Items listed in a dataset
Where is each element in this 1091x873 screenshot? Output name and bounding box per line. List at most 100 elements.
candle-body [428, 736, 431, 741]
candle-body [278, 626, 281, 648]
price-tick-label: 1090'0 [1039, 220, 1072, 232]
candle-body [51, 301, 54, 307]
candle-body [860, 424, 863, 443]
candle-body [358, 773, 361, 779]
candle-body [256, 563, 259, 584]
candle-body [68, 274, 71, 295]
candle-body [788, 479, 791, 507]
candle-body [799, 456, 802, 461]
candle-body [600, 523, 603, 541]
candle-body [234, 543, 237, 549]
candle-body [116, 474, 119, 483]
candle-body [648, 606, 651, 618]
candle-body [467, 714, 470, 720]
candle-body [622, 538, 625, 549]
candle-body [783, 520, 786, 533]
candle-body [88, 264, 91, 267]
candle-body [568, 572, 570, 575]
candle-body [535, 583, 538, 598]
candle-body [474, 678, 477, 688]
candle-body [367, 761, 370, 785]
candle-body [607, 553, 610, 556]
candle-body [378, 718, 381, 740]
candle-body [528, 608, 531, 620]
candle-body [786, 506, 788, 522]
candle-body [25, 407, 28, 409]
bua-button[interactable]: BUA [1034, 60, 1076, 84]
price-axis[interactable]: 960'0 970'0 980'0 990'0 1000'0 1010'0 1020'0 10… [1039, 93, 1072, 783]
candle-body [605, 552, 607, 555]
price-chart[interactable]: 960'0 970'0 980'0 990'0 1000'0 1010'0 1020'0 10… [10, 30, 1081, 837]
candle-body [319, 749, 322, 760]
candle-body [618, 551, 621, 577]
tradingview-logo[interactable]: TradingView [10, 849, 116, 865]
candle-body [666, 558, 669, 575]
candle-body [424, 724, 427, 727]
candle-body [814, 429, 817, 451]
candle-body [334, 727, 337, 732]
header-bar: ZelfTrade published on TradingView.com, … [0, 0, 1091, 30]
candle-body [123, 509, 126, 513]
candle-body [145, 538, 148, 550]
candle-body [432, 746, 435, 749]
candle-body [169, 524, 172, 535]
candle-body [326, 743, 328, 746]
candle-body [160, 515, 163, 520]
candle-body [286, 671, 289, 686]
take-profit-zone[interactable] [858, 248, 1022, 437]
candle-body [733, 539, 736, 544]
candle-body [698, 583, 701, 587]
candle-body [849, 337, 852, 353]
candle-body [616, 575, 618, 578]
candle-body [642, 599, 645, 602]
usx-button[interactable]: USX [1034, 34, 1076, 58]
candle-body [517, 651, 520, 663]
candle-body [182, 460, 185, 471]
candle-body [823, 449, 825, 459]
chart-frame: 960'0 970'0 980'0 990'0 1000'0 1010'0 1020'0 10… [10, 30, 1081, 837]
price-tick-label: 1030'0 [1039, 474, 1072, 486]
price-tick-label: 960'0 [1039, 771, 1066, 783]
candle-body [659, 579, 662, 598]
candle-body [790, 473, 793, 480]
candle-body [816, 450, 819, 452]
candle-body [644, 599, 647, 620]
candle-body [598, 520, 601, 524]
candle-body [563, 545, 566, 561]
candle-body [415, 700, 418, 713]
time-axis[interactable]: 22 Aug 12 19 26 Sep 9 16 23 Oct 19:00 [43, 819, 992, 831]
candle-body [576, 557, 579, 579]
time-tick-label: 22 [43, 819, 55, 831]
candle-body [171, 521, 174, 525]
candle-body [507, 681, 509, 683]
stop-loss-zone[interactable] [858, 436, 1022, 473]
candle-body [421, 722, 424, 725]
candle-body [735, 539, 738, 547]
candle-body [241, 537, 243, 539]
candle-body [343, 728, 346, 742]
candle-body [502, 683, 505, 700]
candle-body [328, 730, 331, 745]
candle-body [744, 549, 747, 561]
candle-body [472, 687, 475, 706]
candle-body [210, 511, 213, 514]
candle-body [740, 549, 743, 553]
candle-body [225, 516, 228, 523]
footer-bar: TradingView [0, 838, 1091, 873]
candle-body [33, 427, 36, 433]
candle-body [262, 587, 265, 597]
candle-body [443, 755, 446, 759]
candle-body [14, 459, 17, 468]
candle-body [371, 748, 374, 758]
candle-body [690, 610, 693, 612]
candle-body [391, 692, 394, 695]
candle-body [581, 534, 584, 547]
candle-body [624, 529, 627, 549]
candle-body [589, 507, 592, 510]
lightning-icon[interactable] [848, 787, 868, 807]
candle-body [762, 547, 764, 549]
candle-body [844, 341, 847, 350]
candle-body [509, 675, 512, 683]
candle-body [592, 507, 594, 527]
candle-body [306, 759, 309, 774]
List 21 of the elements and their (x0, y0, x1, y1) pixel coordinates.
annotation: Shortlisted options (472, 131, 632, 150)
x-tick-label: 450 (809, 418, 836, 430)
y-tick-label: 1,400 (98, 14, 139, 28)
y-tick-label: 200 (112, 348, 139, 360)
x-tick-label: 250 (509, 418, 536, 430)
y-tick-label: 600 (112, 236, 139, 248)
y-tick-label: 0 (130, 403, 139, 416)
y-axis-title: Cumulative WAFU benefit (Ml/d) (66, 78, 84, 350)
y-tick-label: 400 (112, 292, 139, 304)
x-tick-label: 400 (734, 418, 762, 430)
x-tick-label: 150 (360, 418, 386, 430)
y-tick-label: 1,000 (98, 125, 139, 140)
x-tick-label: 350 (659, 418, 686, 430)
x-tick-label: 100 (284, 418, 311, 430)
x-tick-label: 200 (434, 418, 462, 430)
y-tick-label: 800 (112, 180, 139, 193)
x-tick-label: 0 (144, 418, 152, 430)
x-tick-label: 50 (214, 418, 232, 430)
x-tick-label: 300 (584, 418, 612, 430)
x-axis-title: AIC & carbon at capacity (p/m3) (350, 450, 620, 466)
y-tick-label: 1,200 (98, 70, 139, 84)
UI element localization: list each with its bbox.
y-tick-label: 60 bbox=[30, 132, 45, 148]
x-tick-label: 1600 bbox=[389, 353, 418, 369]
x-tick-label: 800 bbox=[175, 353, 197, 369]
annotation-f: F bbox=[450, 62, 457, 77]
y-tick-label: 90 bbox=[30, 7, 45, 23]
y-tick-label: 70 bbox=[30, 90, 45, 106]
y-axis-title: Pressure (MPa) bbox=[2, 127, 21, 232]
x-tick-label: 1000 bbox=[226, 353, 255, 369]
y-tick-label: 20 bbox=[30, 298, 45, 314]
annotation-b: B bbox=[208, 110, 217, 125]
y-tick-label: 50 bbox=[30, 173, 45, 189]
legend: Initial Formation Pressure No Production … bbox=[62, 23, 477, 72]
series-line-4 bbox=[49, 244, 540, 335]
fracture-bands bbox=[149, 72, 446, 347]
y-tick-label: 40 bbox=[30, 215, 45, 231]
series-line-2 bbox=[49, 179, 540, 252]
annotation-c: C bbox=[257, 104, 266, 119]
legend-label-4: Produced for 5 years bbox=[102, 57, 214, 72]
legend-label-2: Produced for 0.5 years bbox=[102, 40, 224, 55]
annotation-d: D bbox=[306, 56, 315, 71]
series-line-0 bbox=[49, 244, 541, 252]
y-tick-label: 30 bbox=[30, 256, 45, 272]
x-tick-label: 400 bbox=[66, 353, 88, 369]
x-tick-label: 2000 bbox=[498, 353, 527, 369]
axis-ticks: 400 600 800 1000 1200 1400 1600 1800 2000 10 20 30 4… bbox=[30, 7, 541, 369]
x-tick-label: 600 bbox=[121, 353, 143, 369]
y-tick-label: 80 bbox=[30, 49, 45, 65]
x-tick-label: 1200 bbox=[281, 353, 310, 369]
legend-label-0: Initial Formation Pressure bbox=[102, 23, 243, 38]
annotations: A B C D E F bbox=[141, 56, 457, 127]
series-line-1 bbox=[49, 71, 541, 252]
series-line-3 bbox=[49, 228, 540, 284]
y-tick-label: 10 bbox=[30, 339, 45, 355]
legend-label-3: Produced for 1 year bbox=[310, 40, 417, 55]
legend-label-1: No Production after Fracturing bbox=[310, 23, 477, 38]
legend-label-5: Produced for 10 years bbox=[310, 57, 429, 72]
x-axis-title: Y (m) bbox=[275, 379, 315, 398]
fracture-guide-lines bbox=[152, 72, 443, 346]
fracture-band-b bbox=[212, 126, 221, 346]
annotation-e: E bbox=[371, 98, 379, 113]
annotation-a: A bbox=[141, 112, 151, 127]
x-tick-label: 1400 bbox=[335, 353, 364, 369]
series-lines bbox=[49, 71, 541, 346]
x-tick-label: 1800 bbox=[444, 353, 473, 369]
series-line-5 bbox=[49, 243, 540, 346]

* _Goal of the exercise_: Copy out the data from its first line through the line containing "candle-body [605, 552, 607, 555]", including that line, and keep every line unchanged.

* _Solution below_:
Where is each element in this 1091x873 screenshot? Output name and bounding box per line. List at most 100 elements.
candle-body [428, 736, 431, 741]
candle-body [278, 626, 281, 648]
price-tick-label: 1090'0 [1039, 220, 1072, 232]
candle-body [51, 301, 54, 307]
candle-body [860, 424, 863, 443]
candle-body [358, 773, 361, 779]
candle-body [256, 563, 259, 584]
candle-body [68, 274, 71, 295]
candle-body [788, 479, 791, 507]
candle-body [799, 456, 802, 461]
candle-body [600, 523, 603, 541]
candle-body [234, 543, 237, 549]
candle-body [116, 474, 119, 483]
candle-body [648, 606, 651, 618]
candle-body [467, 714, 470, 720]
candle-body [622, 538, 625, 549]
candle-body [783, 520, 786, 533]
candle-body [88, 264, 91, 267]
candle-body [568, 572, 570, 575]
candle-body [535, 583, 538, 598]
candle-body [474, 678, 477, 688]
candle-body [367, 761, 370, 785]
candle-body [607, 553, 610, 556]
candle-body [378, 718, 381, 740]
candle-body [528, 608, 531, 620]
candle-body [786, 506, 788, 522]
candle-body [25, 407, 28, 409]
bua-button[interactable]: BUA [1034, 60, 1076, 84]
price-axis[interactable]: 960'0 970'0 980'0 990'0 1000'0 1010'0 1020'0 10… [1039, 93, 1072, 783]
candle-body [605, 552, 607, 555]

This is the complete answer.